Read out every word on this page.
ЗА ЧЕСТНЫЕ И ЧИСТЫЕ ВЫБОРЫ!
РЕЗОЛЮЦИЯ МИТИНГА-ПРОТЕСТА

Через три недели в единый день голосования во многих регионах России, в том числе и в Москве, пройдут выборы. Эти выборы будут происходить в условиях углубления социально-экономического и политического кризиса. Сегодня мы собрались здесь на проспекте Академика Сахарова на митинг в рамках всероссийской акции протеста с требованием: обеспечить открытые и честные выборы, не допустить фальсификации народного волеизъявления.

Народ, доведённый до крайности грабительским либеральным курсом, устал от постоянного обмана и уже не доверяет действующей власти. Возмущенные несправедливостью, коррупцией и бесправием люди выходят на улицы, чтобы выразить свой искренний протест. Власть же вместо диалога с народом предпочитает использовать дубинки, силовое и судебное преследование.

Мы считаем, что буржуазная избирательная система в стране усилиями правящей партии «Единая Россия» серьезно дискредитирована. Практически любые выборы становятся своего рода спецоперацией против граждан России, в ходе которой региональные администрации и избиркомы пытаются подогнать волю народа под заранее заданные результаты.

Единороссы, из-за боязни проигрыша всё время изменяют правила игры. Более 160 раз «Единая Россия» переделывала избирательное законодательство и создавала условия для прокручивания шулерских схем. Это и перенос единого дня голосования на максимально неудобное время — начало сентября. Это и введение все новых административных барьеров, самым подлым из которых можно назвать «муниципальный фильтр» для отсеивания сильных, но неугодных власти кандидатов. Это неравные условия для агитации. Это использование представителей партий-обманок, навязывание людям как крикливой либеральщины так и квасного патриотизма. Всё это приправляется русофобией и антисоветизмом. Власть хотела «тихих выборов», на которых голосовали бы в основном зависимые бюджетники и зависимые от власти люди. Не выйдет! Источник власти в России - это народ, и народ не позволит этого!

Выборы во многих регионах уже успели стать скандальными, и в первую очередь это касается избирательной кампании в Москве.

CHALLENGE:
Please repeat all the records above exactly as they appear.

OUTPUT FOR THIS EXERCISE:
Read out every word on this page.
ЗА ЧЕСТНЫЕ И ЧИСТЫЕ ВЫБОРЫ!
РЕЗОЛЮЦИЯ МИТИНГА-ПРОТЕСТА

Через три недели в единый день голосования во многих регионах России, в том числе и в Москве, пройдут выборы. Эти выборы будут происходить в условиях углубления социально-экономического и политического кризиса. Сегодня мы собрались здесь на проспекте Академика Сахарова на митинг в рамках всероссийской акции протеста с требованием: обеспечить открытые и честные выборы, не допустить фальсификации народного волеизъявления.

Народ, доведённый до крайности грабительским либеральным курсом, устал от постоянного обмана и уже не доверяет действующей власти. Возмущенные несправедливостью, коррупцией и бесправием люди выходят на улицы, чтобы выразить свой искренний протест. Власть же вместо диалога с народом предпочитает использовать дубинки, силовое и судебное преследование.

Мы считаем, что буржуазная избирательная система в стране усилиями правящей партии «Единая Россия» серьезно дискредитирована. Практически любые выборы становятся своего рода спецоперацией против граждан России, в ходе которой региональные администрации и избиркомы пытаются подогнать волю народа под заранее заданные результаты.

Единороссы, из-за боязни проигрыша всё время изменяют правила игры. Более 160 раз «Единая Россия» переделывала избирательное законодательство и создавала условия для прокручивания шулерских схем. Это и перенос единого дня голосования на максимально неудобное время — начало сентября. Это и введение все новых административных барьеров, самым подлым из которых можно назвать «муниципальный фильтр» для отсеивания сильных, но неугодных власти кандидатов. Это неравные условия для агитации. Это использование представителей партий-обманок, навязывание людям как крикливой либеральщины так и квасного патриотизма. Всё это приправляется русофобией и антисоветизмом. Власть хотела «тихих выборов», на которых голосовали бы в основном зависимые бюджетники и зависимые от власти люди. Не выйдет! Источник власти в России - это народ, и народ не позволит этого!

Выборы во многих регионах уже успели стать скандальными, и в первую очередь это касается избирательной кампании в Москве.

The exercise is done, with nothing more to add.